== DATA IN THIS EXERCISE

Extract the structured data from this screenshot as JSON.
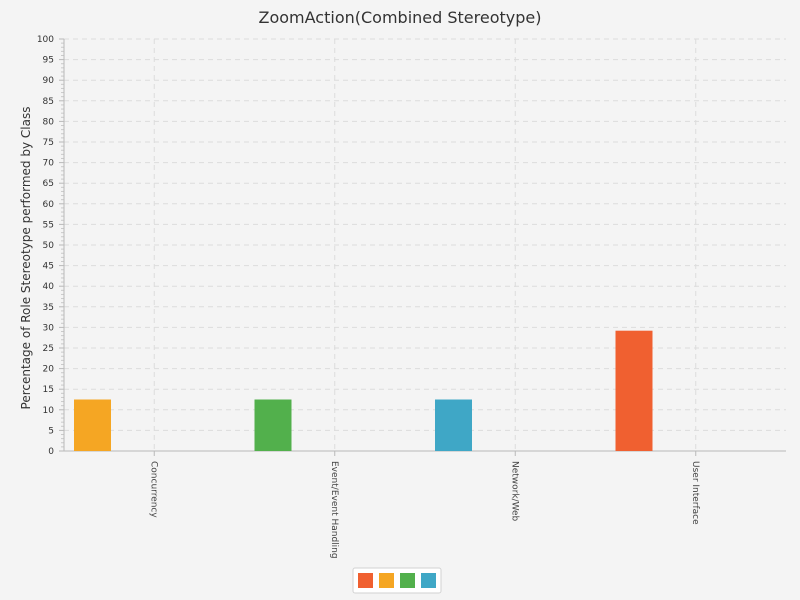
{
  "chart_data": {
    "type": "bar",
    "title": "ZoomAction(Combined Stereotype)",
    "ylabel": "Percentage of Role Stereotype performed by Class",
    "xlabel": "",
    "ylim": [
      0,
      100
    ],
    "ytick_step": 5,
    "grid": true,
    "legend_position": "bottom-center",
    "categories": [
      "Concurrency",
      "Event/Event Handling",
      "Network/Web",
      "User Interface"
    ],
    "series": [
      {
        "color": "#f06030",
        "values": [
          0,
          0,
          0,
          29.2
        ]
      },
      {
        "color": "#f5a623",
        "values": [
          12.5,
          0,
          0,
          0
        ]
      },
      {
        "color": "#52b04c",
        "values": [
          0,
          12.5,
          0,
          0
        ]
      },
      {
        "color": "#3fa7c6",
        "values": [
          0,
          0,
          12.5,
          0
        ]
      }
    ]
  }
}
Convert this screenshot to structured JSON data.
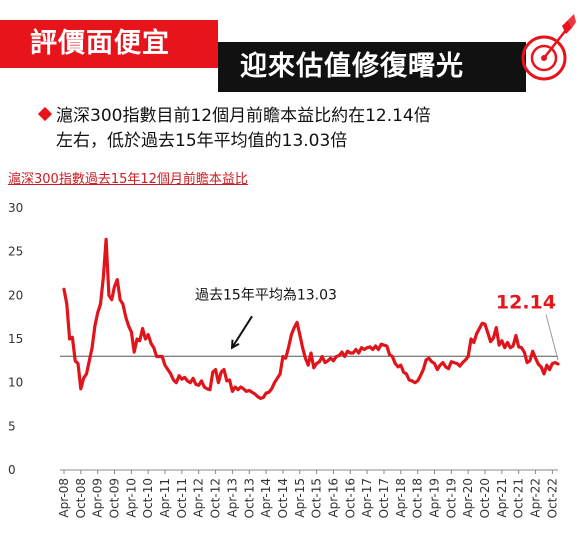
{
  "header": {
    "title_red": "評價面便宜",
    "title_black": "迎來估值修復曙光",
    "icon": "target-arrow-icon",
    "accent_color": "#e8141b"
  },
  "bullet": {
    "line1": "滬深300指數目前12個月前瞻本益比約在12.14倍",
    "line2": "左右，低於過去15年平均值的13.03倍"
  },
  "chart_data": {
    "type": "line",
    "title": "滬深300指數過去15年12個月前瞻本益比",
    "xlabel": "",
    "ylabel": "",
    "ylim": [
      0,
      30
    ],
    "yticks": [
      0,
      5,
      10,
      15,
      20,
      25,
      30
    ],
    "x_tick_labels": [
      "Apr-08",
      "Oct-08",
      "Apr-09",
      "Oct-09",
      "Apr-10",
      "Oct-10",
      "Apr-11",
      "Oct-11",
      "Apr-12",
      "Oct-12",
      "Apr-13",
      "Oct-13",
      "Apr-14",
      "Oct-14",
      "Apr-15",
      "Oct-15",
      "Apr-16",
      "Oct-16",
      "Apr-17",
      "Oct-17",
      "Apr-18",
      "Oct-18",
      "Apr-19",
      "Oct-19",
      "Apr-20",
      "Oct-20",
      "Apr-21",
      "Oct-21",
      "Apr-22",
      "Oct-22"
    ],
    "average": {
      "value": 13.03,
      "label": "過去15年平均為13.03"
    },
    "last_value_label": "12.14",
    "series_color": "#e0141b",
    "average_color": "#555555",
    "grid": false,
    "series": [
      {
        "points": [
          [
            "2008-04",
            20.7
          ],
          [
            "2008-05",
            19.0
          ],
          [
            "2008-06",
            15.0
          ],
          [
            "2008-07",
            15.2
          ],
          [
            "2008-08",
            12.5
          ],
          [
            "2008-09",
            12.2
          ],
          [
            "2008-10",
            9.3
          ],
          [
            "2008-11",
            10.5
          ],
          [
            "2008-12",
            11.0
          ],
          [
            "2009-01",
            12.5
          ],
          [
            "2009-02",
            14.0
          ],
          [
            "2009-03",
            16.5
          ],
          [
            "2009-04",
            18.0
          ],
          [
            "2009-05",
            19.0
          ],
          [
            "2009-06",
            22.0
          ],
          [
            "2009-07",
            26.4
          ],
          [
            "2009-08",
            20.0
          ],
          [
            "2009-09",
            19.5
          ],
          [
            "2009-10",
            21.0
          ],
          [
            "2009-11",
            21.8
          ],
          [
            "2009-12",
            19.5
          ],
          [
            "2010-01",
            19.0
          ],
          [
            "2010-02",
            17.5
          ],
          [
            "2010-03",
            16.5
          ],
          [
            "2010-04",
            15.8
          ],
          [
            "2010-05",
            13.5
          ],
          [
            "2010-06",
            15.0
          ],
          [
            "2010-07",
            14.8
          ],
          [
            "2010-08",
            16.2
          ],
          [
            "2010-09",
            15.0
          ],
          [
            "2010-10",
            15.5
          ],
          [
            "2010-11",
            14.5
          ],
          [
            "2010-12",
            14.0
          ],
          [
            "2011-01",
            13.0
          ],
          [
            "2011-02",
            13.0
          ],
          [
            "2011-03",
            13.0
          ],
          [
            "2011-04",
            12.0
          ],
          [
            "2011-05",
            11.5
          ],
          [
            "2011-06",
            11.0
          ],
          [
            "2011-07",
            10.3
          ],
          [
            "2011-08",
            10.0
          ],
          [
            "2011-09",
            10.8
          ],
          [
            "2011-10",
            10.4
          ],
          [
            "2011-11",
            10.6
          ],
          [
            "2011-12",
            10.2
          ],
          [
            "2012-01",
            10.0
          ],
          [
            "2012-02",
            10.5
          ],
          [
            "2012-03",
            9.8
          ],
          [
            "2012-04",
            9.7
          ],
          [
            "2012-05",
            10.2
          ],
          [
            "2012-06",
            9.5
          ],
          [
            "2012-07",
            9.3
          ],
          [
            "2012-08",
            9.2
          ],
          [
            "2012-09",
            11.2
          ],
          [
            "2012-10",
            11.5
          ],
          [
            "2012-11",
            10.0
          ],
          [
            "2012-12",
            11.2
          ],
          [
            "2013-01",
            11.5
          ],
          [
            "2013-02",
            10.2
          ],
          [
            "2013-03",
            10.3
          ],
          [
            "2013-04",
            9.0
          ],
          [
            "2013-05",
            9.5
          ],
          [
            "2013-06",
            9.2
          ],
          [
            "2013-07",
            9.5
          ],
          [
            "2013-08",
            9.3
          ],
          [
            "2013-09",
            9.0
          ],
          [
            "2013-10",
            9.1
          ],
          [
            "2013-11",
            8.9
          ],
          [
            "2013-12",
            8.7
          ],
          [
            "2014-01",
            8.4
          ],
          [
            "2014-02",
            8.2
          ],
          [
            "2014-03",
            8.3
          ],
          [
            "2014-04",
            8.8
          ],
          [
            "2014-05",
            8.9
          ],
          [
            "2014-06",
            9.3
          ],
          [
            "2014-07",
            10.0
          ],
          [
            "2014-08",
            10.5
          ],
          [
            "2014-09",
            11.0
          ],
          [
            "2014-10",
            13.0
          ],
          [
            "2014-11",
            12.8
          ],
          [
            "2014-12",
            14.0
          ],
          [
            "2015-01",
            15.5
          ],
          [
            "2015-02",
            16.3
          ],
          [
            "2015-03",
            16.9
          ],
          [
            "2015-04",
            15.5
          ],
          [
            "2015-05",
            14.0
          ],
          [
            "2015-06",
            12.8
          ],
          [
            "2015-07",
            12.0
          ],
          [
            "2015-08",
            13.4
          ],
          [
            "2015-09",
            11.7
          ],
          [
            "2015-10",
            12.2
          ],
          [
            "2015-11",
            12.4
          ],
          [
            "2015-12",
            13.0
          ],
          [
            "2016-01",
            12.3
          ],
          [
            "2016-02",
            12.5
          ],
          [
            "2016-03",
            12.8
          ],
          [
            "2016-04",
            12.5
          ],
          [
            "2016-05",
            13.0
          ],
          [
            "2016-06",
            13.1
          ],
          [
            "2016-07",
            13.5
          ],
          [
            "2016-08",
            13.0
          ],
          [
            "2016-09",
            13.6
          ],
          [
            "2016-10",
            13.4
          ],
          [
            "2016-11",
            13.4
          ],
          [
            "2016-12",
            13.8
          ],
          [
            "2017-01",
            13.4
          ],
          [
            "2017-02",
            14.0
          ],
          [
            "2017-03",
            13.8
          ],
          [
            "2017-04",
            14.0
          ],
          [
            "2017-05",
            14.1
          ],
          [
            "2017-06",
            13.8
          ],
          [
            "2017-07",
            14.2
          ],
          [
            "2017-08",
            13.8
          ],
          [
            "2017-09",
            14.4
          ],
          [
            "2017-10",
            14.3
          ],
          [
            "2017-11",
            14.2
          ],
          [
            "2017-12",
            13.2
          ],
          [
            "2018-01",
            13.0
          ],
          [
            "2018-02",
            12.2
          ],
          [
            "2018-03",
            11.8
          ],
          [
            "2018-04",
            12.0
          ],
          [
            "2018-05",
            11.2
          ],
          [
            "2018-06",
            11.0
          ],
          [
            "2018-07",
            10.3
          ],
          [
            "2018-08",
            10.2
          ],
          [
            "2018-09",
            10.0
          ],
          [
            "2018-10",
            10.2
          ],
          [
            "2018-11",
            10.8
          ],
          [
            "2018-12",
            11.5
          ],
          [
            "2019-01",
            12.6
          ],
          [
            "2019-02",
            12.8
          ],
          [
            "2019-03",
            12.4
          ],
          [
            "2019-04",
            12.2
          ],
          [
            "2019-05",
            11.5
          ],
          [
            "2019-06",
            12.0
          ],
          [
            "2019-07",
            12.3
          ],
          [
            "2019-08",
            11.8
          ],
          [
            "2019-09",
            11.6
          ],
          [
            "2019-10",
            12.4
          ],
          [
            "2019-11",
            12.3
          ],
          [
            "2019-12",
            12.2
          ],
          [
            "2020-01",
            11.9
          ],
          [
            "2020-02",
            12.3
          ],
          [
            "2020-03",
            12.6
          ],
          [
            "2020-04",
            13.0
          ],
          [
            "2020-05",
            15.0
          ],
          [
            "2020-06",
            14.6
          ],
          [
            "2020-07",
            15.6
          ],
          [
            "2020-08",
            16.2
          ],
          [
            "2020-09",
            16.8
          ],
          [
            "2020-10",
            16.7
          ],
          [
            "2020-11",
            15.7
          ],
          [
            "2020-12",
            14.7
          ],
          [
            "2021-01",
            15.1
          ],
          [
            "2021-02",
            16.3
          ],
          [
            "2021-03",
            14.3
          ],
          [
            "2021-04",
            14.8
          ],
          [
            "2021-05",
            14.0
          ],
          [
            "2021-06",
            14.6
          ],
          [
            "2021-07",
            14.0
          ],
          [
            "2021-08",
            14.2
          ],
          [
            "2021-09",
            15.4
          ],
          [
            "2021-10",
            14.1
          ],
          [
            "2021-11",
            14.0
          ],
          [
            "2021-12",
            13.5
          ],
          [
            "2022-01",
            12.3
          ],
          [
            "2022-02",
            12.5
          ],
          [
            "2022-03",
            13.6
          ],
          [
            "2022-04",
            12.8
          ],
          [
            "2022-05",
            12.1
          ],
          [
            "2022-06",
            11.8
          ],
          [
            "2022-07",
            11.0
          ],
          [
            "2022-08",
            12.0
          ],
          [
            "2022-09",
            11.5
          ],
          [
            "2022-10",
            12.2
          ],
          [
            "2022-11",
            12.3
          ],
          [
            "2022-12",
            12.14
          ]
        ]
      }
    ]
  }
}
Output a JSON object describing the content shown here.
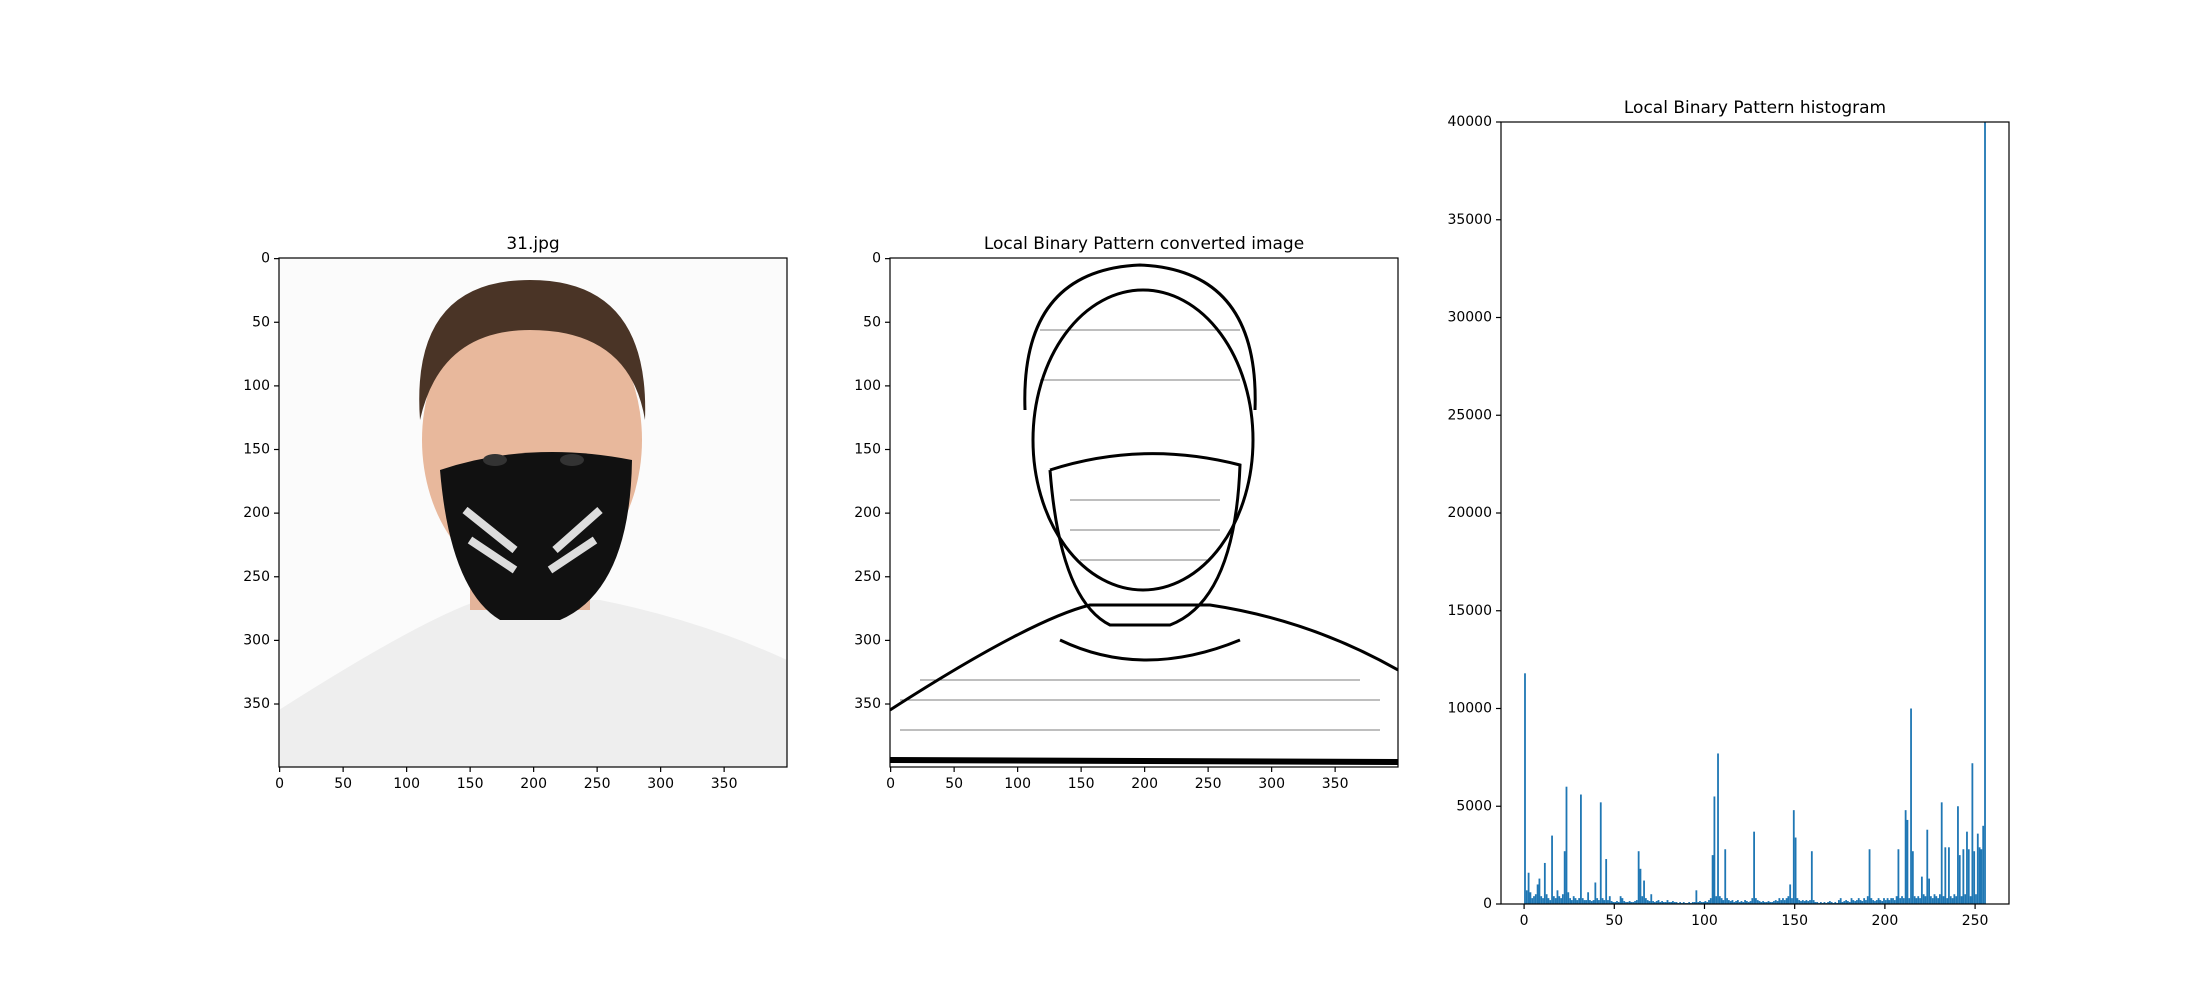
{
  "chart_data": [
    {
      "type": "image",
      "title": "31.jpg",
      "xlim": [
        -0.5,
        399.5
      ],
      "ylim": [
        399.5,
        -0.5
      ],
      "xticks": [
        0,
        50,
        100,
        150,
        200,
        250,
        300,
        350
      ],
      "yticks": [
        0,
        50,
        100,
        150,
        200,
        250,
        300,
        350
      ]
    },
    {
      "type": "image",
      "title": "Local Binary Pattern converted image",
      "xlim": [
        -0.5,
        399.5
      ],
      "ylim": [
        399.5,
        -0.5
      ],
      "xticks": [
        0,
        50,
        100,
        150,
        200,
        250,
        300,
        350
      ],
      "yticks": [
        0,
        50,
        100,
        150,
        200,
        250,
        300,
        350
      ]
    },
    {
      "type": "histogram",
      "title": "Local Binary Pattern histogram",
      "color": "#1f77b4",
      "xlim": [
        -12.8,
        268.8
      ],
      "ylim": [
        0,
        40000
      ],
      "xticks": [
        0,
        50,
        100,
        150,
        200,
        250
      ],
      "yticks": [
        0,
        5000,
        10000,
        15000,
        20000,
        25000,
        30000,
        35000,
        40000
      ],
      "bins": [
        0,
        1,
        2,
        3,
        4,
        5,
        6,
        7,
        8,
        9,
        10,
        11,
        12,
        13,
        14,
        15,
        16,
        17,
        18,
        19,
        20,
        21,
        22,
        23,
        24,
        25,
        26,
        27,
        28,
        29,
        30,
        31,
        32,
        33,
        34,
        35,
        36,
        37,
        38,
        39,
        40,
        41,
        42,
        43,
        44,
        45,
        46,
        47,
        48,
        49,
        50,
        51,
        52,
        53,
        54,
        55,
        56,
        57,
        58,
        59,
        60,
        61,
        62,
        63,
        64,
        65,
        66,
        67,
        68,
        69,
        70,
        71,
        72,
        73,
        74,
        75,
        76,
        77,
        78,
        79,
        80,
        81,
        82,
        83,
        84,
        85,
        86,
        87,
        88,
        89,
        90,
        91,
        92,
        93,
        94,
        95,
        96,
        97,
        98,
        99,
        100,
        101,
        102,
        103,
        104,
        105,
        106,
        107,
        108,
        109,
        110,
        111,
        112,
        113,
        114,
        115,
        116,
        117,
        118,
        119,
        120,
        121,
        122,
        123,
        124,
        125,
        126,
        127,
        128,
        129,
        130,
        131,
        132,
        133,
        134,
        135,
        136,
        137,
        138,
        139,
        140,
        141,
        142,
        143,
        144,
        145,
        146,
        147,
        148,
        149,
        150,
        151,
        152,
        153,
        154,
        155,
        156,
        157,
        158,
        159,
        160,
        161,
        162,
        163,
        164,
        165,
        166,
        167,
        168,
        169,
        170,
        171,
        172,
        173,
        174,
        175,
        176,
        177,
        178,
        179,
        180,
        181,
        182,
        183,
        184,
        185,
        186,
        187,
        188,
        189,
        190,
        191,
        192,
        193,
        194,
        195,
        196,
        197,
        198,
        199,
        200,
        201,
        202,
        203,
        204,
        205,
        206,
        207,
        208,
        209,
        210,
        211,
        212,
        213,
        214,
        215,
        216,
        217,
        218,
        219,
        220,
        221,
        222,
        223,
        224,
        225,
        226,
        227,
        228,
        229,
        230,
        231,
        232,
        233,
        234,
        235,
        236,
        237,
        238,
        239,
        240,
        241,
        242,
        243,
        244,
        245,
        246,
        247,
        248,
        249,
        250,
        251,
        252,
        253,
        254,
        255,
        256
      ],
      "values": [
        11800,
        700,
        1600,
        600,
        300,
        400,
        500,
        1000,
        1300,
        400,
        300,
        2100,
        500,
        300,
        200,
        3500,
        400,
        300,
        700,
        400,
        300,
        500,
        2700,
        6000,
        600,
        300,
        200,
        400,
        300,
        200,
        300,
        5600,
        300,
        200,
        200,
        600,
        200,
        150,
        200,
        1100,
        300,
        200,
        5200,
        300,
        200,
        2300,
        200,
        400,
        150,
        100,
        100,
        150,
        100,
        400,
        300,
        150,
        100,
        100,
        150,
        100,
        100,
        150,
        200,
        2700,
        1800,
        400,
        1200,
        300,
        200,
        150,
        500,
        150,
        100,
        150,
        200,
        100,
        150,
        100,
        100,
        200,
        100,
        100,
        150,
        100,
        100,
        50,
        100,
        50,
        100,
        50,
        50,
        100,
        50,
        100,
        100,
        700,
        100,
        150,
        100,
        100,
        150,
        100,
        200,
        300,
        2500,
        5500,
        400,
        7700,
        400,
        300,
        200,
        2800,
        300,
        200,
        150,
        200,
        100,
        150,
        200,
        100,
        150,
        100,
        200,
        150,
        100,
        150,
        300,
        3700,
        300,
        200,
        150,
        100,
        150,
        100,
        100,
        150,
        100,
        100,
        150,
        200,
        150,
        300,
        200,
        300,
        200,
        300,
        400,
        1000,
        300,
        4800,
        3400,
        300,
        200,
        150,
        200,
        150,
        200,
        150,
        200,
        2700,
        200,
        100,
        100,
        50,
        100,
        50,
        100,
        50,
        100,
        150,
        100,
        50,
        100,
        50,
        200,
        300,
        100,
        150,
        200,
        150,
        100,
        300,
        200,
        150,
        200,
        300,
        200,
        150,
        300,
        200,
        400,
        2800,
        300,
        200,
        150,
        200,
        300,
        200,
        150,
        300,
        200,
        300,
        200,
        300,
        300,
        200,
        400,
        2800,
        300,
        400,
        300,
        4800,
        4300,
        300,
        10000,
        2700,
        400,
        300,
        400,
        300,
        1400,
        500,
        400,
        3800,
        1300,
        400,
        300,
        500,
        400,
        300,
        500,
        5200,
        400,
        2900,
        300,
        2900,
        400,
        300,
        500,
        400,
        5000,
        2500,
        400,
        2800,
        500,
        3700,
        2800,
        400,
        7200,
        2700,
        500,
        3600,
        2900,
        2800,
        4000,
        40000
      ]
    }
  ]
}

====

DO THIS
Find every line in the records that has the string "ylabel", then state how many there are and nothing else.

ANSWER TO THE PROBLEM
2